--- start of DATA SHOWN ---
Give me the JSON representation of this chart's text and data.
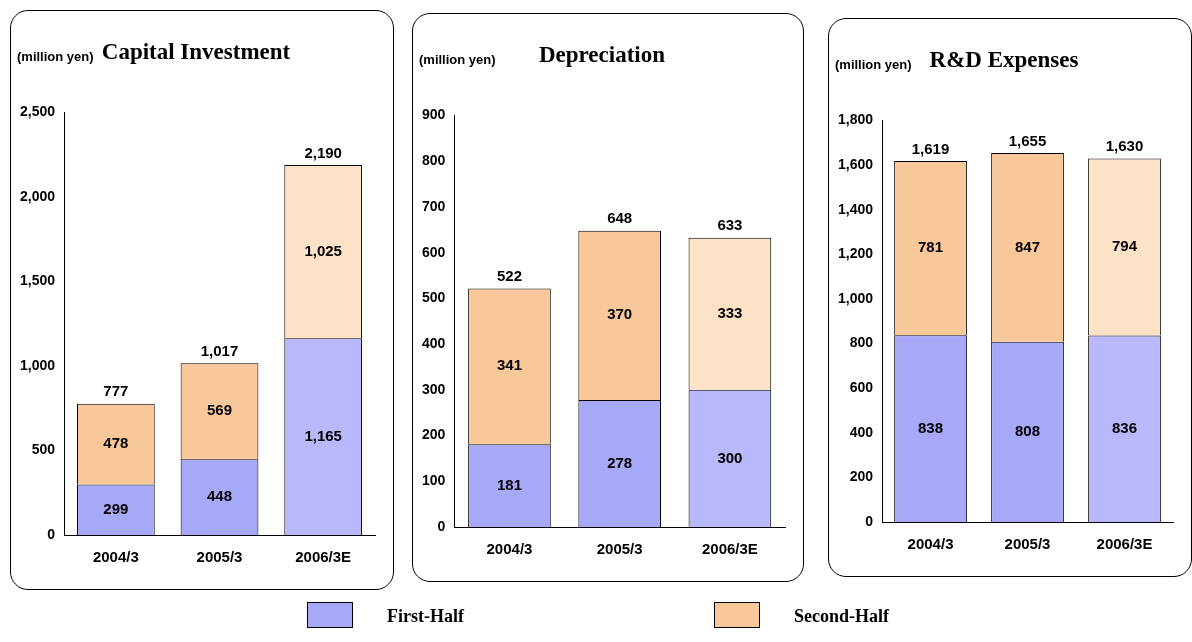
{
  "chart_data": [
    {
      "type": "bar",
      "title": "Capital Investment",
      "ylabel": "(million yen)",
      "categories": [
        "2004/3",
        "2005/3",
        "2006/3E"
      ],
      "stacked": true,
      "totals": [
        "777",
        "1,017",
        "2,190"
      ],
      "legend": "bottom",
      "ylim": [
        0,
        2500
      ],
      "yticks": [
        0,
        {
          "value": 500,
          "label": "500"
        },
        {
          "value": 1000,
          "label": "1,000"
        },
        {
          "value": 1500,
          "label": "1,500"
        },
        {
          "value": 2000,
          "label": "2,000"
        },
        {
          "value": 2500,
          "label": "2,500"
        }
      ],
      "series": [
        {
          "name": "First-Half",
          "color": "#a8a8f8",
          "colors": [
            "#a8a8f8",
            "#a8a8f8",
            "#b8b8fa"
          ],
          "values": [
            299,
            448,
            1165
          ],
          "value_labels": [
            "299",
            "448",
            "1,165"
          ]
        },
        {
          "name": "Second-Half",
          "color": "#f8c89a",
          "colors": [
            "#f8c89a",
            "#f8c89a",
            "#fde2c8"
          ],
          "values": [
            478,
            569,
            1025
          ],
          "value_labels": [
            "478",
            "569",
            "1,025"
          ]
        }
      ]
    },
    {
      "type": "bar",
      "title": "Depreciation",
      "ylabel": "(million yen)",
      "categories": [
        "2004/3",
        "2005/3",
        "2006/3E"
      ],
      "stacked": true,
      "totals": [
        "522",
        "648",
        "633"
      ],
      "ylim": [
        0,
        900
      ],
      "yticks": [
        0,
        100,
        200,
        300,
        400,
        500,
        600,
        700,
        800,
        900
      ],
      "series": [
        {
          "colors": [
            "#a8a8f8",
            "#a8a8f8",
            "#b8b8fa"
          ],
          "values": [
            181,
            278,
            300
          ],
          "value_labels": [
            "181",
            "278",
            "300"
          ]
        },
        {
          "colors": [
            "#f8c89a",
            "#f8c89a",
            "#fde2c8"
          ],
          "values": [
            341,
            370,
            333
          ],
          "value_labels": [
            "341",
            "370",
            "333"
          ]
        }
      ]
    },
    {
      "type": "bar",
      "title": "R&D Expenses",
      "ylabel": "(million yen)",
      "categories": [
        "2004/3",
        "2005/3",
        "2006/3E"
      ],
      "stacked": true,
      "totals": [
        "1,619",
        "1,655",
        "1,630"
      ],
      "ylim": [
        0,
        1800
      ],
      "yticks": [
        0,
        200,
        400,
        600,
        800,
        {
          "value": 1000,
          "label": "1,000"
        },
        {
          "value": 1200,
          "label": "1,200"
        },
        {
          "value": 1400,
          "label": "1,400"
        },
        {
          "value": 1600,
          "label": "1,600"
        },
        {
          "value": 1800,
          "label": "1,800"
        }
      ],
      "series": [
        {
          "colors": [
            "#a8a8f8",
            "#a8a8f8",
            "#b8b8fa"
          ],
          "values": [
            838,
            808,
            836
          ],
          "value_labels": [
            "838",
            "808",
            "836"
          ]
        },
        {
          "colors": [
            "#f8c89a",
            "#f8c89a",
            "#fde2c8"
          ],
          "values": [
            781,
            847,
            794
          ],
          "value_labels": [
            "781",
            "847",
            "794"
          ]
        }
      ]
    }
  ]
}
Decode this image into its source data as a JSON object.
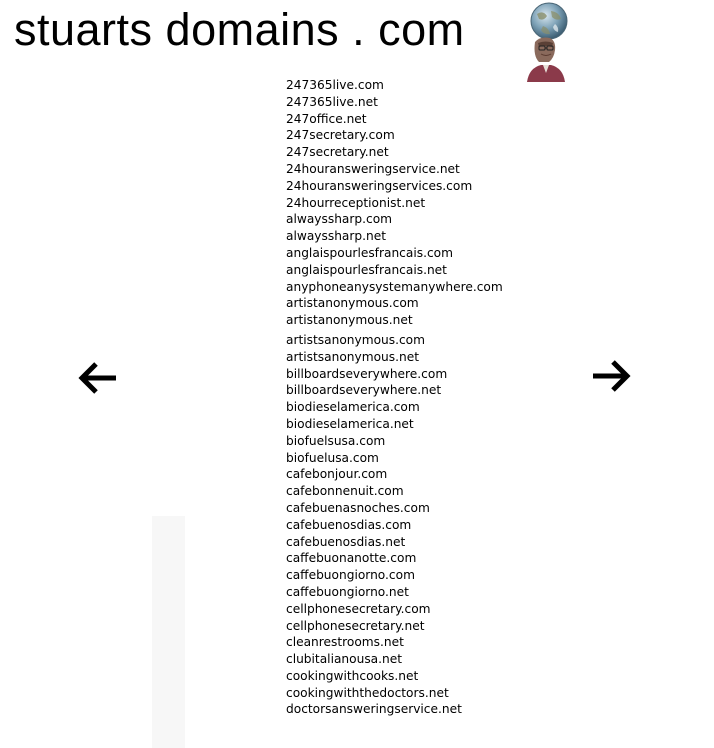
{
  "header": {
    "title": "stuarts domains . com",
    "logo_icon": "globe-on-head-logo"
  },
  "navigation": {
    "prev_icon": "arrow-left-icon",
    "next_icon": "arrow-right-icon"
  },
  "domains": [
    "247365live.com",
    "247365live.net",
    "247office.net",
    "247secretary.com",
    "247secretary.net",
    "24houransweringservice.net",
    "24houransweringservices.com",
    "24hourreceptionist.net",
    "alwayssharp.com",
    "alwayssharp.net",
    "anglaispourlesfrancais.com",
    "anglaispourlesfrancais.net",
    "anyphoneanysystemanywhere.com",
    "artistanonymous.com",
    "artistanonymous.net",
    "artistsanonymous.com",
    "artistsanonymous.net",
    "billboardseverywhere.com",
    "billboardseverywhere.net",
    "biodieselamerica.com",
    "biodieselamerica.net",
    "biofuelsusa.com",
    "biofuelusa.com",
    "cafebonjour.com",
    "cafebonnenuit.com",
    "cafebuenasnoches.com",
    "cafebuenosdias.com",
    "cafebuenosdias.net",
    "caffebuonanotte.com",
    "caffebuongiorno.com",
    "caffebuongiorno.net",
    "cellphonesecretary.com",
    "cellphonesecretary.net",
    "cleanrestrooms.net",
    "clubitalianousa.net",
    "cookingwithcooks.net",
    "cookingwiththedoctors.net",
    "doctorsansweringservice.net"
  ]
}
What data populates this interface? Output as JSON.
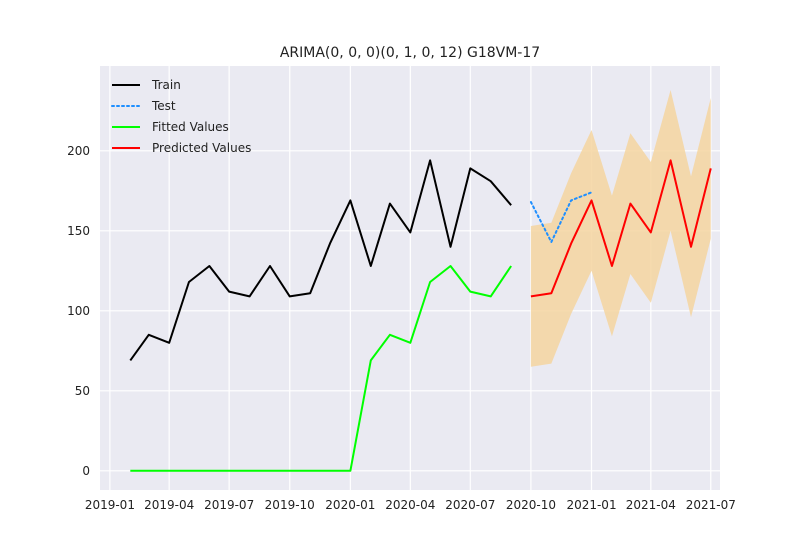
{
  "chart_data": {
    "type": "line",
    "title": "ARIMA(0, 0, 0)(0, 1, 0, 12) G18VM-17",
    "xlabel": "",
    "ylabel": "",
    "grid": true,
    "legend_position": "top-left",
    "ylim": [
      -12,
      253
    ],
    "xlim": [
      "2018-12-17",
      "2021-07-15"
    ],
    "y_ticks": [
      0,
      50,
      100,
      150,
      200
    ],
    "x_ticks": [
      "2019-01",
      "2019-04",
      "2019-07",
      "2019-10",
      "2020-01",
      "2020-04",
      "2020-07",
      "2020-10",
      "2021-01",
      "2021-04",
      "2021-07"
    ],
    "colors": {
      "train": "#000000",
      "test": "#1f8fff",
      "fitted": "#00ff00",
      "predicted": "#ff0000",
      "confidence_band": "#f5d5a0",
      "plot_background": "#eaeaf2",
      "grid": "#ffffff"
    },
    "series": [
      {
        "name": "Train",
        "style": "solid",
        "x": [
          "2019-02-01",
          "2019-03-01",
          "2019-04-01",
          "2019-05-01",
          "2019-06-01",
          "2019-07-01",
          "2019-08-01",
          "2019-09-01",
          "2019-10-01",
          "2019-11-01",
          "2019-12-01",
          "2020-01-01",
          "2020-02-01",
          "2020-03-01",
          "2020-04-01",
          "2020-05-01",
          "2020-06-01",
          "2020-07-01",
          "2020-08-01",
          "2020-09-01"
        ],
        "values": [
          69,
          85,
          80,
          118,
          128,
          112,
          109,
          128,
          109,
          111,
          142,
          169,
          128,
          167,
          149,
          194,
          140,
          189,
          181,
          166
        ]
      },
      {
        "name": "Test",
        "style": "dotted",
        "x": [
          "2020-10-01",
          "2020-11-01",
          "2020-12-01",
          "2021-01-01"
        ],
        "values": [
          168,
          143,
          169,
          174
        ]
      },
      {
        "name": "Fitted Values",
        "style": "solid",
        "x": [
          "2019-02-01",
          "2019-03-01",
          "2019-04-01",
          "2019-05-01",
          "2019-06-01",
          "2019-07-01",
          "2019-08-01",
          "2019-09-01",
          "2019-10-01",
          "2019-11-01",
          "2019-12-01",
          "2020-01-01",
          "2020-02-01",
          "2020-03-01",
          "2020-04-01",
          "2020-05-01",
          "2020-06-01",
          "2020-07-01",
          "2020-08-01",
          "2020-09-01"
        ],
        "values": [
          0,
          0,
          0,
          0,
          0,
          0,
          0,
          0,
          0,
          0,
          0,
          0,
          69,
          85,
          80,
          118,
          128,
          112,
          109,
          128
        ]
      },
      {
        "name": "Predicted Values",
        "style": "solid",
        "x": [
          "2020-10-01",
          "2020-11-01",
          "2020-12-01",
          "2021-01-01",
          "2021-02-01",
          "2021-03-01",
          "2021-04-01",
          "2021-05-01",
          "2021-06-01",
          "2021-07-01"
        ],
        "values": [
          109,
          111,
          142,
          169,
          128,
          167,
          149,
          194,
          140,
          189
        ],
        "upper": [
          153,
          155,
          186,
          213,
          172,
          211,
          193,
          238,
          184,
          233
        ],
        "lower": [
          65,
          67,
          98,
          125,
          84,
          123,
          105,
          150,
          96,
          145
        ]
      }
    ]
  }
}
--- end of DATA SHOWN ---
SET PROBLEM »
Filter lines by "caffebuongiorno" and return each hit.

EXPECTED OUTPUT »
    "caffebuongiorno.com",
    "caffebuongiorno.net",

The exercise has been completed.